**Task instructions**
Transcribe the records in full, keeping every character as it is.

[Records from a collection]

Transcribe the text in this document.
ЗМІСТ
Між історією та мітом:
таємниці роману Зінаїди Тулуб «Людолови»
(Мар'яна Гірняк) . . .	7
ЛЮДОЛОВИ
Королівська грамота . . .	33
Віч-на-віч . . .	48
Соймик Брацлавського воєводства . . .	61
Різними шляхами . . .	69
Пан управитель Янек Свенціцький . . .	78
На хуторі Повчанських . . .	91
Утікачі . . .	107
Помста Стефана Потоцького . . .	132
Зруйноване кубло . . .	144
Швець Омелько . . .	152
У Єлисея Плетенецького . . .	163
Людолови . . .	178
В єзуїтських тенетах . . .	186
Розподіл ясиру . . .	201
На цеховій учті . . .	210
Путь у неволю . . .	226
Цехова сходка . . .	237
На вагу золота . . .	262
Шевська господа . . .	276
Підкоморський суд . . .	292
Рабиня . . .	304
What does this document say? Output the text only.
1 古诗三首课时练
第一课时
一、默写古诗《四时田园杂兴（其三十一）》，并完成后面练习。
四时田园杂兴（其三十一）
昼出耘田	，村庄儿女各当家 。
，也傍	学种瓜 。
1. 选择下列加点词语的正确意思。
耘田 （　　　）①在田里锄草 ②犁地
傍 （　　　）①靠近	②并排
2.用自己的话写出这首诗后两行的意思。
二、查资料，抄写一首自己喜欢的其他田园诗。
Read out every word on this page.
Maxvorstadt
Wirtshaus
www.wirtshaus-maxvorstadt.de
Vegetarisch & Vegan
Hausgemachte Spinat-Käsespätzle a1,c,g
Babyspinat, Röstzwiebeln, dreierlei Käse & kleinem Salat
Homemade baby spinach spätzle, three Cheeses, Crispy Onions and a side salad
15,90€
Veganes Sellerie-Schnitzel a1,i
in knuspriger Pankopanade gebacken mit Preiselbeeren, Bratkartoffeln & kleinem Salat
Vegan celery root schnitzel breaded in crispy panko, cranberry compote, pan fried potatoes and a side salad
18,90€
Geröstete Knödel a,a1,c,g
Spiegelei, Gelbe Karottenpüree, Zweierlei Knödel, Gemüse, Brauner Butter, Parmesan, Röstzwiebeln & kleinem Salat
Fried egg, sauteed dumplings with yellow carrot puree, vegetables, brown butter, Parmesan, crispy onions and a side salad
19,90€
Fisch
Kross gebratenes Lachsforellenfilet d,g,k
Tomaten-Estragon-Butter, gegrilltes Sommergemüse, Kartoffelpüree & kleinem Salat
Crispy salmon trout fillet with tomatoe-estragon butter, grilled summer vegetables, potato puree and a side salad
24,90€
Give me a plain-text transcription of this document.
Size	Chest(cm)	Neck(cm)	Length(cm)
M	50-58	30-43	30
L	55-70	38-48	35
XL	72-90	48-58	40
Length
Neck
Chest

**Worked answer**
Transcribe the text in this document.
ЗМІСТ
Між історією та мітом:
таємниці роману Зінаїди Тулуб «Людолови»
(Мар'яна Гірняк) . . .	7
ЛЮДОЛОВИ
Королівська грамота . . .	33
Віч-на-віч . . .	48
Соймик Брацлавського воєводства . . .	61
Різними шляхами . . .	69
Пан управитель Янек Свенціцький . . .	78
На хуторі Повчанських . . .	91
Утікачі . . .	107
Помста Стефана Потоцького . . .	132
Зруйноване кубло . . .	144
Швець Омелько . . .	152
У Єлисея Плетенецького . . .	163
Людолови . . .	178
В єзуїтських тенетах . . .	186
Розподіл ясиру . . .	201
На цеховій учті . . .	210
Путь у неволю . . .	226
Цехова сходка . . .	237
На вагу золота . . .	262
Шевська господа . . .	276
Підкоморський суд . . .	292
Рабиня . . .	304
What does this document say? Output the text only.
1 古诗三首课时练
第一课时
一、默写古诗《四时田园杂兴（其三十一）》，并完成后面练习。
四时田园杂兴（其三十一）
昼出耘田	，村庄儿女各当家 。
，也傍	学种瓜 。
1. 选择下列加点词语的正确意思。
耘田 （　　　）①在田里锄草 ②犁地
傍 （　　　）①靠近	②并排
2.用自己的话写出这首诗后两行的意思。
二、查资料，抄写一首自己喜欢的其他田园诗。
Read out every word on this page.
Maxvorstadt
Wirtshaus
www.wirtshaus-maxvorstadt.de
Vegetarisch & Vegan
Hausgemachte Spinat-Käsespätzle a1,c,g
Babyspinat, Röstzwiebeln, dreierlei Käse & kleinem Salat
Homemade baby spinach spätzle, three Cheeses, Crispy Onions and a side salad
15,90€
Veganes Sellerie-Schnitzel a1,i
in knuspriger Pankopanade gebacken mit Preiselbeeren, Bratkartoffeln & kleinem Salat
Vegan celery root schnitzel breaded in crispy panko, cranberry compote, pan fried potatoes and a side salad
18,90€
Geröstete Knödel a,a1,c,g
Spiegelei, Gelbe Karottenpüree, Zweierlei Knödel, Gemüse, Brauner Butter, Parmesan, Röstzwiebeln & kleinem Salat
Fried egg, sauteed dumplings with yellow carrot puree, vegetables, brown butter, Parmesan, crispy onions and a side salad
19,90€
Fisch
Kross gebratenes Lachsforellenfilet d,g,k
Tomaten-Estragon-Butter, gegrilltes Sommergemüse, Kartoffelpüree & kleinem Salat
Crispy salmon trout fillet with tomatoe-estragon butter, grilled summer vegetables, potato puree and a side salad
24,90€
Give me a plain-text transcription of this document.
Size	Chest(cm)	Neck(cm)	Length(cm)
M	50-58	30-43	30
L	55-70	38-48	35
XL	72-90	48-58	40
Length
Neck
Chest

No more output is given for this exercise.